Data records
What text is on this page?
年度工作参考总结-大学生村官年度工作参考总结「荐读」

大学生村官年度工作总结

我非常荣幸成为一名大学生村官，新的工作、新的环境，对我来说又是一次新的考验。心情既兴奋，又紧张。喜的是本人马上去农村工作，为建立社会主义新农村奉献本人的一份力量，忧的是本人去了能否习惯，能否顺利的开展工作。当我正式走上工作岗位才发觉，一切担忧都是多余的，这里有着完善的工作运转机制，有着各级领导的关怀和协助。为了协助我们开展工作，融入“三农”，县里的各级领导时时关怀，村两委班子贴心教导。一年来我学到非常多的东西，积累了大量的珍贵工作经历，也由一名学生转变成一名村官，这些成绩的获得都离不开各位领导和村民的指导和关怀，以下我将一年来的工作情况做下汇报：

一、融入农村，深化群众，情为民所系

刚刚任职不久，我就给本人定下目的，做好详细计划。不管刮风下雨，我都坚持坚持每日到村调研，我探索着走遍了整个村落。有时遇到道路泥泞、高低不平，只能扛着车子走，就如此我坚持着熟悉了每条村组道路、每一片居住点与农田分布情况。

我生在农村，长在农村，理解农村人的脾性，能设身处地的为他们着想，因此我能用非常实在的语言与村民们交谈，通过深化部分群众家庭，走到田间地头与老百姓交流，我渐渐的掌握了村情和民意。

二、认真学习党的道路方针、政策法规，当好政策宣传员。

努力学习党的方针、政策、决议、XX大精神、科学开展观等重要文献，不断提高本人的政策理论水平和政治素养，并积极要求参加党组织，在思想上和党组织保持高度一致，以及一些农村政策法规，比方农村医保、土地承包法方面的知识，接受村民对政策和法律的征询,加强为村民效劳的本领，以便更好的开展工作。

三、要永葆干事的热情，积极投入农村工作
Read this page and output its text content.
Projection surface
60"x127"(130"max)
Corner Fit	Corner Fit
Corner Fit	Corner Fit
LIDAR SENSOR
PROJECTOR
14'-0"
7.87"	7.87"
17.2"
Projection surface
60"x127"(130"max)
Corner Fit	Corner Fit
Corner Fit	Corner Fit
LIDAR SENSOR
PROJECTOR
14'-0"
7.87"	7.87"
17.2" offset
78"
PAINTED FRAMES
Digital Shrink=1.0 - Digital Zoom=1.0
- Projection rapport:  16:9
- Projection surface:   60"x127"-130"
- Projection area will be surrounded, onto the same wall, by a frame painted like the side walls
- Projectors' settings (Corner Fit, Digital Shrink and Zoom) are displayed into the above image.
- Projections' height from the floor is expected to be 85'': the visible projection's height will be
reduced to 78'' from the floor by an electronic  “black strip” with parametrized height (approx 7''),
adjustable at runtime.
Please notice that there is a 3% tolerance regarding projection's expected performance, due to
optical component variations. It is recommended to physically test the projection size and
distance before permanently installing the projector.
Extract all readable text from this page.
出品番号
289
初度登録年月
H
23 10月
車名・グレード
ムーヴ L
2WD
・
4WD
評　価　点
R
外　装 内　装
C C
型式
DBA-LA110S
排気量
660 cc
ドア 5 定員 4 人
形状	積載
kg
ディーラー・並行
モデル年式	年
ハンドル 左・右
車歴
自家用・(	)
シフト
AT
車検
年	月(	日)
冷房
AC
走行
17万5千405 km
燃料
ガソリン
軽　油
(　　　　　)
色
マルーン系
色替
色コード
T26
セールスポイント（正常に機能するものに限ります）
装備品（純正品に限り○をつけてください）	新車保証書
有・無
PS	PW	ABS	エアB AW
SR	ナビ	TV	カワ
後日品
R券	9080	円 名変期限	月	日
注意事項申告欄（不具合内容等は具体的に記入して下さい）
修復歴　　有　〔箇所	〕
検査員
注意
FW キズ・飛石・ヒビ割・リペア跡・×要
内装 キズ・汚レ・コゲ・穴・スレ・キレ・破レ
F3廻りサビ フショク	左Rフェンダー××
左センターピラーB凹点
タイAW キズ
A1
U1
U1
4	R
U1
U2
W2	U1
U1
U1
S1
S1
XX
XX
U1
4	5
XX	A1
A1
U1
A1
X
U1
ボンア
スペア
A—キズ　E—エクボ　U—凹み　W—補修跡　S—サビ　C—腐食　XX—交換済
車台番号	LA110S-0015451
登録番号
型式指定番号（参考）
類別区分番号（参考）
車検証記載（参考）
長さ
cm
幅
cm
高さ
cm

* [WORK TO COMPLETE]: With the line containing "Extract all readable text from this page." as the first and the last line of the records as the final one, print exactly the lines in that span.

* [TASK RESULT]:
Extract all readable text from this page.
出品番号
289
初度登録年月
H
23 10月
車名・グレード
ムーヴ L
2WD
・
4WD
評　価　点
R
外　装 内　装
C C
型式
DBA-LA110S
排気量
660 cc
ドア 5 定員 4 人
形状	積載
kg
ディーラー・並行
モデル年式	年
ハンドル 左・右
車歴
自家用・(	)
シフト
AT
車検
年	月(	日)
冷房
AC
走行
17万5千405 km
燃料
ガソリン
軽　油
(　　　　　)
色
マルーン系
色替
色コード
T26
セールスポイント（正常に機能するものに限ります）
装備品（純正品に限り○をつけてください）	新車保証書
有・無
PS	PW	ABS	エアB AW
SR	ナビ	TV	カワ
後日品
R券	9080	円 名変期限	月	日
注意事項申告欄（不具合内容等は具体的に記入して下さい）
修復歴　　有　〔箇所	〕
検査員
注意
FW キズ・飛石・ヒビ割・リペア跡・×要
内装 キズ・汚レ・コゲ・穴・スレ・キレ・破レ
F3廻りサビ フショク	左Rフェンダー××
左センターピラーB凹点
タイAW キズ
A1
U1
U1
4	R
U1
U2
W2	U1
U1
U1
S1
S1
XX
XX
U1
4	5
XX	A1
A1
U1
A1
X
U1
ボンア
スペア
A—キズ　E—エクボ　U—凹み　W—補修跡　S—サビ　C—腐食　XX—交換済
車台番号	LA110S-0015451
登録番号
型式指定番号（参考）
類別区分番号（参考）
車検証記載（参考）
長さ
cm
幅
cm
高さ
cm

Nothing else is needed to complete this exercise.